> Task inputs
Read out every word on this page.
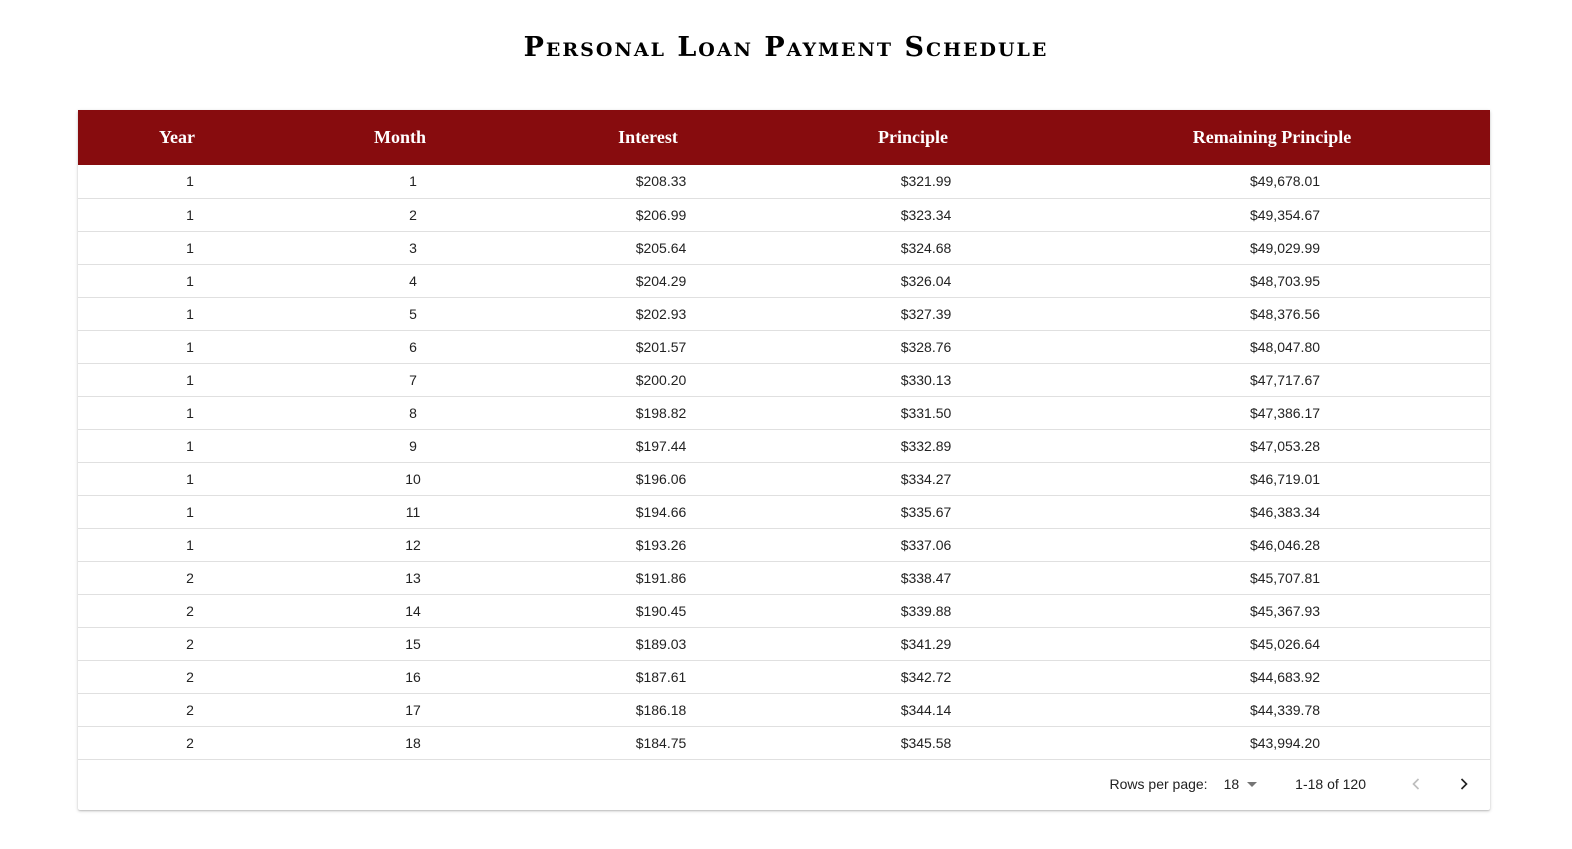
Personal Loan Payment Schedule
Year	Month	Interest	Principle	Remaining Principle
1	1	$208.33	$321.99	$49,678.01
1	2	$206.99	$323.34	$49,354.67
1	3	$205.64	$324.68	$49,029.99
1	4	$204.29	$326.04	$48,703.95
1	5	$202.93	$327.39	$48,376.56
1	6	$201.57	$328.76	$48,047.80
1	7	$200.20	$330.13	$47,717.67
1	8	$198.82	$331.50	$47,386.17
1	9	$197.44	$332.89	$47,053.28
1	10	$196.06	$334.27	$46,719.01
1	11	$194.66	$335.67	$46,383.34
1	12	$193.26	$337.06	$46,046.28
2	13	$191.86	$338.47	$45,707.81
2	14	$190.45	$339.88	$45,367.93
2	15	$189.03	$341.29	$45,026.64
2	16	$187.61	$342.72	$44,683.92
2	17	$186.18	$344.14	$44,339.78
2	18	$184.75	$345.58	$43,994.20
Rows per page: 18	1-18 of 120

> Exercise instructions
Reproduce each line of the entries in which the word "page" is found.

> Exercise response
Read out every word on this page.
Rows per page: 18	1-18 of 120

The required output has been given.